* _Required work_: Write out all the entries word for word and omit any pictures.

* _Records to process_:
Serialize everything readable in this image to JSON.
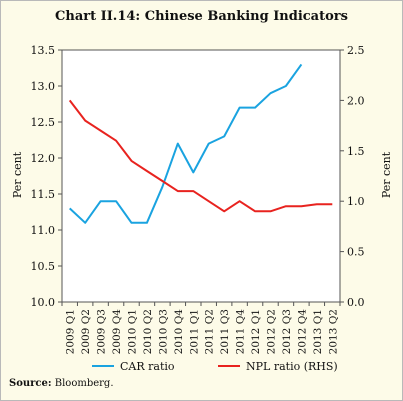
{
  "chart_data": {
    "type": "line",
    "title": "Chart II.14: Chinese Banking Indicators",
    "categories": [
      "2009 Q1",
      "2009 Q2",
      "2009 Q3",
      "2009 Q4",
      "2010 Q1",
      "2010 Q2",
      "2010 Q3",
      "2010 Q4",
      "2011 Q1",
      "2011 Q2",
      "2011 Q3",
      "2011 Q4",
      "2012 Q1",
      "2012 Q2",
      "2012 Q3",
      "2012 Q4",
      "2013 Q1",
      "2013 Q2"
    ],
    "ylabel_left": "Per cent",
    "ylabel_right": "Per cent",
    "ylim_left": [
      10.0,
      13.5
    ],
    "ylim_right": [
      0.0,
      2.5
    ],
    "yticks_left": [
      "10.0",
      "10.5",
      "11.0",
      "11.5",
      "12.0",
      "12.5",
      "13.0",
      "13.5"
    ],
    "yticks_right": [
      "0.0",
      "0.5",
      "1.0",
      "1.5",
      "2.0",
      "2.5"
    ],
    "series": [
      {
        "name": "CAR ratio",
        "axis": "left",
        "color": "#1aa3e0",
        "values": [
          11.3,
          11.1,
          11.4,
          11.4,
          11.1,
          11.1,
          11.6,
          12.2,
          11.8,
          12.2,
          12.3,
          12.7,
          12.7,
          12.9,
          13.0,
          13.3,
          null,
          null
        ]
      },
      {
        "name": "NPL ratio (RHS)",
        "axis": "right",
        "color": "#e8231f",
        "values": [
          2.0,
          1.8,
          1.7,
          1.6,
          1.4,
          1.3,
          1.2,
          1.1,
          1.1,
          1.0,
          0.9,
          1.0,
          0.9,
          0.9,
          0.95,
          0.95,
          0.97,
          0.97
        ]
      }
    ],
    "legend_position": "bottom"
  },
  "source_label": "Source:",
  "source_text": " Bloomberg."
}
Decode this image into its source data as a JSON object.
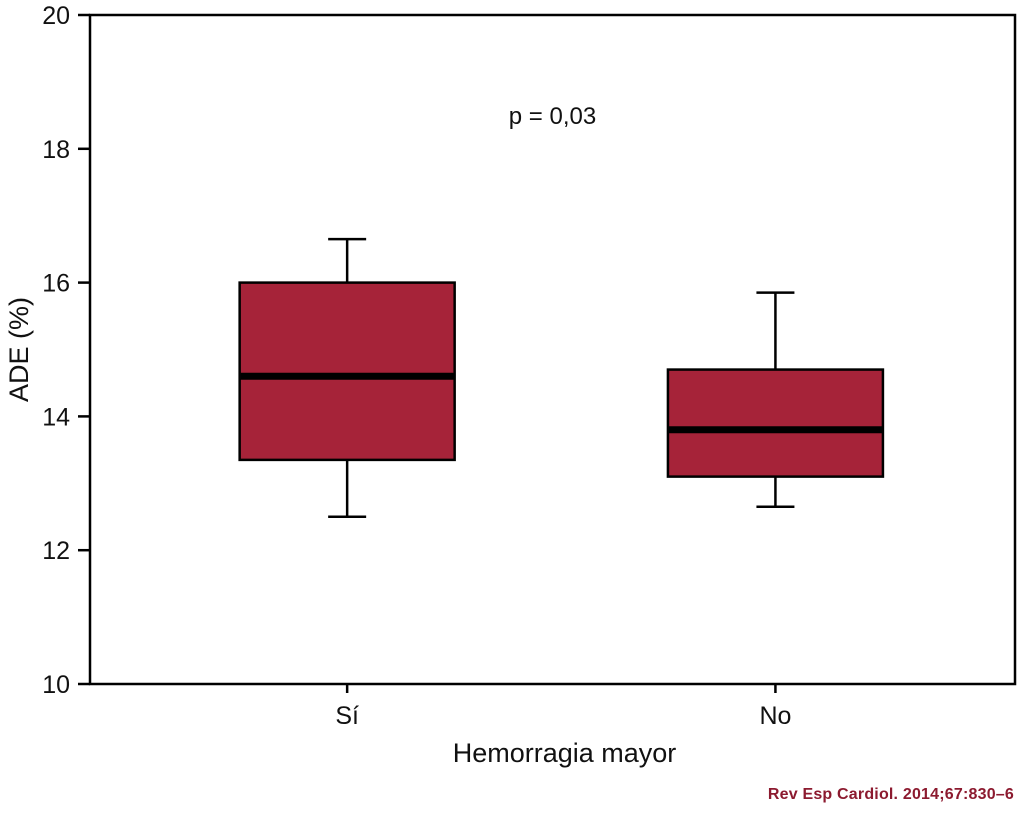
{
  "chart_data": {
    "type": "boxplot",
    "title": "",
    "xlabel": "Hemorragia mayor",
    "ylabel": "ADE (%)",
    "ylim": [
      10,
      20
    ],
    "yticks": [
      10,
      12,
      14,
      16,
      18,
      20
    ],
    "categories": [
      "Sí",
      "No"
    ],
    "series": [
      {
        "name": "Sí",
        "whisker_low": 12.5,
        "q1": 13.35,
        "median": 14.6,
        "q3": 16.0,
        "whisker_high": 16.65
      },
      {
        "name": "No",
        "whisker_low": 12.65,
        "q1": 13.1,
        "median": 13.8,
        "q3": 14.7,
        "whisker_high": 15.85
      }
    ],
    "annotation": "p = 0,03",
    "box_fill": "#A62339",
    "box_stroke": "#000000",
    "median_color": "#000000",
    "frame_color": "#000000",
    "legend": "none",
    "grid": false
  },
  "footer": {
    "citation": "Rev Esp Cardiol. 2014;67:830–6",
    "citation_color": "#8C1A2F"
  }
}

* _Expected answer_:
Serialize everything readable in this image to JSON.
{
  "chart_data": {
    "type": "line",
    "title": "Chart II.14: Chinese Banking Indicators",
    "categories": [
      "2009 Q1",
      "2009 Q2",
      "2009 Q3",
      "2009 Q4",
      "2010 Q1",
      "2010 Q2",
      "2010 Q3",
      "2010 Q4",
      "2011 Q1",
      "2011 Q2",
      "2011 Q3",
      "2011 Q4",
      "2012 Q1",
      "2012 Q2",
      "2012 Q3",
      "2012 Q4",
      "2013 Q1",
      "2013 Q2"
    ],
    "ylabel_left": "Per cent",
    "ylabel_right": "Per cent",
    "ylim_left": [
      10.0,
      13.5
    ],
    "ylim_right": [
      0.0,
      2.5
    ],
    "yticks_left": [
      "10.0",
      "10.5",
      "11.0",
      "11.5",
      "12.0",
      "12.5",
      "13.0",
      "13.5"
    ],
    "yticks_right": [
      "0.0",
      "0.5",
      "1.0",
      "1.5",
      "2.0",
      "2.5"
    ],
    "series": [
      {
        "name": "CAR ratio",
        "axis": "left",
        "color": "#1aa3e0",
        "values": [
          11.3,
          11.1,
          11.4,
          11.4,
          11.1,
          11.1,
          11.6,
          12.2,
          11.8,
          12.2,
          12.3,
          12.7,
          12.7,
          12.9,
          13.0,
          13.3,
          null,
          null
        ]
      },
      {
        "name": "NPL ratio (RHS)",
        "axis": "right",
        "color": "#e8231f",
        "values": [
          2.0,
          1.8,
          1.7,
          1.6,
          1.4,
          1.3,
          1.2,
          1.1,
          1.1,
          1.0,
          0.9,
          1.0,
          0.9,
          0.9,
          0.95,
          0.95,
          0.97,
          0.97
        ]
      }
    ],
    "legend_position": "bottom"
  },
  "source_label": "Source:",
  "source_text": " Bloomberg."
}
Decode this image into its source data as a JSON object.
{
  "chart_data": {
    "type": "boxplot",
    "title": "",
    "xlabel": "Hemorragia mayor",
    "ylabel": "ADE (%)",
    "ylim": [
      10,
      20
    ],
    "yticks": [
      10,
      12,
      14,
      16,
      18,
      20
    ],
    "categories": [
      "Sí",
      "No"
    ],
    "series": [
      {
        "name": "Sí",
        "whisker_low": 12.5,
        "q1": 13.35,
        "median": 14.6,
        "q3": 16.0,
        "whisker_high": 16.65
      },
      {
        "name": "No",
        "whisker_low": 12.65,
        "q1": 13.1,
        "median": 13.8,
        "q3": 14.7,
        "whisker_high": 15.85
      }
    ],
    "annotation": "p = 0,03",
    "box_fill": "#A62339",
    "box_stroke": "#000000",
    "median_color": "#000000",
    "frame_color": "#000000",
    "legend": "none",
    "grid": false
  },
  "footer": {
    "citation": "Rev Esp Cardiol. 2014;67:830–6",
    "citation_color": "#8C1A2F"
  }
}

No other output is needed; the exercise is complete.